TASK TO COMPLETE: Below is a block of records: output all of them exactly and leave out the pictures.

MATERIAL:
################

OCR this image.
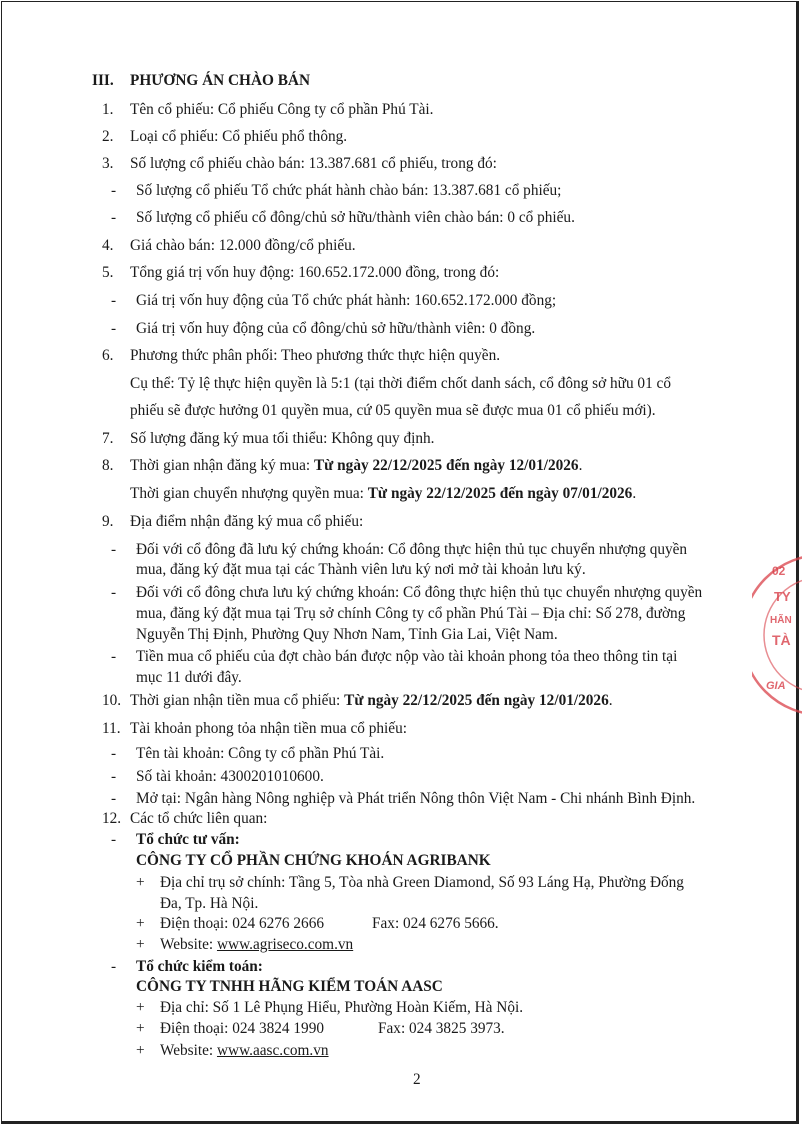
III. PHƯƠNG ÁN CHÀO BÁN
1. Tên cổ phiếu: Cổ phiếu Công ty cổ phần Phú Tài.
2. Loại cổ phiếu: Cổ phiếu phổ thông.
3. Số lượng cổ phiếu chào bán: 13.387.681 cổ phiếu, trong đó:
- Số lượng cổ phiếu Tổ chức phát hành chào bán: 13.387.681 cổ phiếu;
- Số lượng cổ phiếu cổ đông/chủ sở hữu/thành viên chào bán: 0 cổ phiếu.
4. Giá chào bán: 12.000 đồng/cổ phiếu.
5. Tổng giá trị vốn huy động: 160.652.172.000 đồng, trong đó:
- Giá trị vốn huy động của Tổ chức phát hành: 160.652.172.000 đồng;
- Giá trị vốn huy động của cổ đông/chủ sở hữu/thành viên: 0 đồng.
6. Phương thức phân phối: Theo phương thức thực hiện quyền.
Cụ thể: Tỷ lệ thực hiện quyền là 5:1 (tại thời điểm chốt danh sách, cổ đông sở hữu 01 cổ
phiếu sẽ được hưởng 01 quyền mua, cứ 05 quyền mua sẽ được mua 01 cổ phiếu mới).
7. Số lượng đăng ký mua tối thiểu: Không quy định.
8. Thời gian nhận đăng ký mua: Từ ngày 22/12/2025 đến ngày 12/01/2026.
Thời gian chuyển nhượng quyền mua: Từ ngày 22/12/2025 đến ngày 07/01/2026.
9. Địa điểm nhận đăng ký mua cổ phiếu:
- Đối với cổ đông đã lưu ký chứng khoán: Cổ đông thực hiện thủ tục chuyển nhượng quyền
mua, đăng ký đặt mua tại các Thành viên lưu ký nơi mở tài khoản lưu ký.
- Đối với cổ đông chưa lưu ký chứng khoán: Cổ đông thực hiện thủ tục chuyển nhượng quyền
mua, đăng ký đặt mua tại Trụ sở chính Công ty cổ phần Phú Tài – Địa chỉ: Số 278, đường
Nguyễn Thị Định, Phường Quy Nhơn Nam, Tỉnh Gia Lai, Việt Nam.
- Tiền mua cổ phiếu của đợt chào bán được nộp vào tài khoản phong tỏa theo thông tin tại
mục 11 dưới đây.
10. Thời gian nhận tiền mua cổ phiếu: Từ ngày 22/12/2025 đến ngày 12/01/2026.
11. Tài khoản phong tỏa nhận tiền mua cổ phiếu:
- Tên tài khoản: Công ty cổ phần Phú Tài.
- Số tài khoản: 4300201010600.
- Mở tại: Ngân hàng Nông nghiệp và Phát triển Nông thôn Việt Nam - Chi nhánh Bình Định.
12. Các tổ chức liên quan:
- Tổ chức tư vấn:
CÔNG TY CỔ PHẦN CHỨNG KHOÁN AGRIBANK
+ Địa chỉ trụ sở chính: Tầng 5, Tòa nhà Green Diamond, Số 93 Láng Hạ, Phường Đống
Đa, Tp. Hà Nội.
+ Điện thoại: 024 6276 2666	Fax: 024 6276 5666.
+ Website: www.agriseco.com.vn
- Tổ chức kiểm toán:
CÔNG TY TNHH HÃNG KIỂM TOÁN AASC
+ Địa chỉ: Số 1 Lê Phụng Hiểu, Phường Hoàn Kiếm, Hà Nội.
+ Điện thoại: 024 3824 1990	Fax: 024 3825 3973.
+ Website: www.aasc.com.vn
2
02
TY
HÃN
TÀ
GIA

################

EXERCISE SOLUTION:
OCR this image.
III. PHƯƠNG ÁN CHÀO BÁN
1. Tên cổ phiếu: Cổ phiếu Công ty cổ phần Phú Tài.
2. Loại cổ phiếu: Cổ phiếu phổ thông.
3. Số lượng cổ phiếu chào bán: 13.387.681 cổ phiếu, trong đó:
- Số lượng cổ phiếu Tổ chức phát hành chào bán: 13.387.681 cổ phiếu;
- Số lượng cổ phiếu cổ đông/chủ sở hữu/thành viên chào bán: 0 cổ phiếu.
4. Giá chào bán: 12.000 đồng/cổ phiếu.
5. Tổng giá trị vốn huy động: 160.652.172.000 đồng, trong đó:
- Giá trị vốn huy động của Tổ chức phát hành: 160.652.172.000 đồng;
- Giá trị vốn huy động của cổ đông/chủ sở hữu/thành viên: 0 đồng.
6. Phương thức phân phối: Theo phương thức thực hiện quyền.
Cụ thể: Tỷ lệ thực hiện quyền là 5:1 (tại thời điểm chốt danh sách, cổ đông sở hữu 01 cổ
phiếu sẽ được hưởng 01 quyền mua, cứ 05 quyền mua sẽ được mua 01 cổ phiếu mới).
7. Số lượng đăng ký mua tối thiểu: Không quy định.
8. Thời gian nhận đăng ký mua: Từ ngày 22/12/2025 đến ngày 12/01/2026.
Thời gian chuyển nhượng quyền mua: Từ ngày 22/12/2025 đến ngày 07/01/2026.
9. Địa điểm nhận đăng ký mua cổ phiếu:
- Đối với cổ đông đã lưu ký chứng khoán: Cổ đông thực hiện thủ tục chuyển nhượng quyền
mua, đăng ký đặt mua tại các Thành viên lưu ký nơi mở tài khoản lưu ký.
- Đối với cổ đông chưa lưu ký chứng khoán: Cổ đông thực hiện thủ tục chuyển nhượng quyền
mua, đăng ký đặt mua tại Trụ sở chính Công ty cổ phần Phú Tài – Địa chỉ: Số 278, đường
Nguyễn Thị Định, Phường Quy Nhơn Nam, Tỉnh Gia Lai, Việt Nam.
- Tiền mua cổ phiếu của đợt chào bán được nộp vào tài khoản phong tỏa theo thông tin tại
mục 11 dưới đây.
10. Thời gian nhận tiền mua cổ phiếu: Từ ngày 22/12/2025 đến ngày 12/01/2026.
11. Tài khoản phong tỏa nhận tiền mua cổ phiếu:
- Tên tài khoản: Công ty cổ phần Phú Tài.
- Số tài khoản: 4300201010600.
- Mở tại: Ngân hàng Nông nghiệp và Phát triển Nông thôn Việt Nam - Chi nhánh Bình Định.
12. Các tổ chức liên quan:
- Tổ chức tư vấn:
CÔNG TY CỔ PHẦN CHỨNG KHOÁN AGRIBANK
+ Địa chỉ trụ sở chính: Tầng 5, Tòa nhà Green Diamond, Số 93 Láng Hạ, Phường Đống
Đa, Tp. Hà Nội.
+ Điện thoại: 024 6276 2666	Fax: 024 6276 5666.
+ Website: www.agriseco.com.vn
- Tổ chức kiểm toán:
CÔNG TY TNHH HÃNG KIỂM TOÁN AASC
+ Địa chỉ: Số 1 Lê Phụng Hiểu, Phường Hoàn Kiếm, Hà Nội.
+ Điện thoại: 024 3824 1990	Fax: 024 3825 3973.
+ Website: www.aasc.com.vn
2
02
TY
HÃN
TÀ
GIA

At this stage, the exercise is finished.